Task prompt>
Output all the entries word for word. Omit the pictures.

Records supplied>
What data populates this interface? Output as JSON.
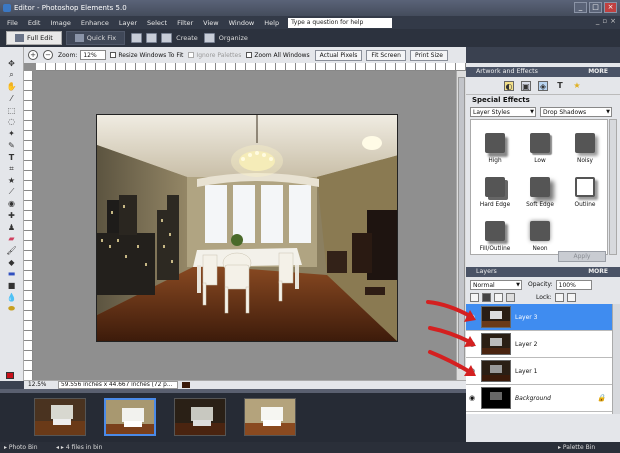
{
  "window": {
    "title": "Editor - Photoshop Elements 5.0",
    "min": "_",
    "max": "□",
    "close": "×"
  },
  "menu": {
    "items": [
      "File",
      "Edit",
      "Image",
      "Enhance",
      "Layer",
      "Select",
      "Filter",
      "View",
      "Window",
      "Help"
    ],
    "help_placeholder": "Type a question for help"
  },
  "modebar": {
    "full_edit": "Full Edit",
    "quick_fix": "Quick Fix",
    "create": "Create",
    "organize": "Organize"
  },
  "options": {
    "zoom_label": "Zoom:",
    "zoom_value": "12%",
    "resize_windows": "Resize Windows To Fit",
    "ignore_palettes": "Ignore Palettes",
    "zoom_all_windows": "Zoom All Windows",
    "actual_pixels": "Actual Pixels",
    "fit_screen": "Fit Screen",
    "print_size": "Print Size"
  },
  "status": {
    "zoom": "12.5%",
    "doc_info": "59.556 inches x 44.667 inches (72 p..."
  },
  "photo_bin": {
    "label": "Photo Bin",
    "count": "4 files in bin",
    "palette_bin": "Palette Bin",
    "selected_index": 1
  },
  "artwork": {
    "header": "Artwork and Effects",
    "more": "MORE",
    "section_title": "Special Effects",
    "dropdown_left": "Layer Styles",
    "dropdown_right": "Drop Shadows",
    "effects": [
      "High",
      "Low",
      "Noisy",
      "Hard Edge",
      "Soft Edge",
      "Outline",
      "Fill/Outline",
      "Neon"
    ],
    "apply": "Apply"
  },
  "layers": {
    "header": "Layers",
    "more": "MORE",
    "blend_mode": "Normal",
    "opacity_label": "Opacity:",
    "opacity_value": "100%",
    "lock_label": "Lock:",
    "items": [
      {
        "name": "Layer 3",
        "active": true
      },
      {
        "name": "Layer 2",
        "active": false
      },
      {
        "name": "Layer 1",
        "active": false
      },
      {
        "name": "Background",
        "active": false
      }
    ]
  },
  "colors": {
    "accent": "#3f8cf0",
    "annotation": "#d42020",
    "foreground": "#c8101a"
  }
}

Finished task>
What data populates this interface? Output as JSON.
{
  "window": {
    "title": "Editor - Photoshop Elements 5.0",
    "min": "_",
    "max": "□",
    "close": "×"
  },
  "menu": {
    "items": [
      "File",
      "Edit",
      "Image",
      "Enhance",
      "Layer",
      "Select",
      "Filter",
      "View",
      "Window",
      "Help"
    ],
    "help_placeholder": "Type a question for help"
  },
  "modebar": {
    "full_edit": "Full Edit",
    "quick_fix": "Quick Fix",
    "create": "Create",
    "organize": "Organize"
  },
  "options": {
    "zoom_label": "Zoom:",
    "zoom_value": "12%",
    "resize_windows": "Resize Windows To Fit",
    "ignore_palettes": "Ignore Palettes",
    "zoom_all_windows": "Zoom All Windows",
    "actual_pixels": "Actual Pixels",
    "fit_screen": "Fit Screen",
    "print_size": "Print Size"
  },
  "status": {
    "zoom": "12.5%",
    "doc_info": "59.556 inches x 44.667 inches (72 p..."
  },
  "photo_bin": {
    "label": "Photo Bin",
    "count": "4 files in bin",
    "palette_bin": "Palette Bin",
    "selected_index": 1
  },
  "artwork": {
    "header": "Artwork and Effects",
    "more": "MORE",
    "section_title": "Special Effects",
    "dropdown_left": "Layer Styles",
    "dropdown_right": "Drop Shadows",
    "effects": [
      "High",
      "Low",
      "Noisy",
      "Hard Edge",
      "Soft Edge",
      "Outline",
      "Fill/Outline",
      "Neon"
    ],
    "apply": "Apply"
  },
  "layers": {
    "header": "Layers",
    "more": "MORE",
    "blend_mode": "Normal",
    "opacity_label": "Opacity:",
    "opacity_value": "100%",
    "lock_label": "Lock:",
    "items": [
      {
        "name": "Layer 3",
        "active": true
      },
      {
        "name": "Layer 2",
        "active": false
      },
      {
        "name": "Layer 1",
        "active": false
      },
      {
        "name": "Background",
        "active": false
      }
    ]
  },
  "colors": {
    "accent": "#3f8cf0",
    "annotation": "#d42020",
    "foreground": "#c8101a"
  }
}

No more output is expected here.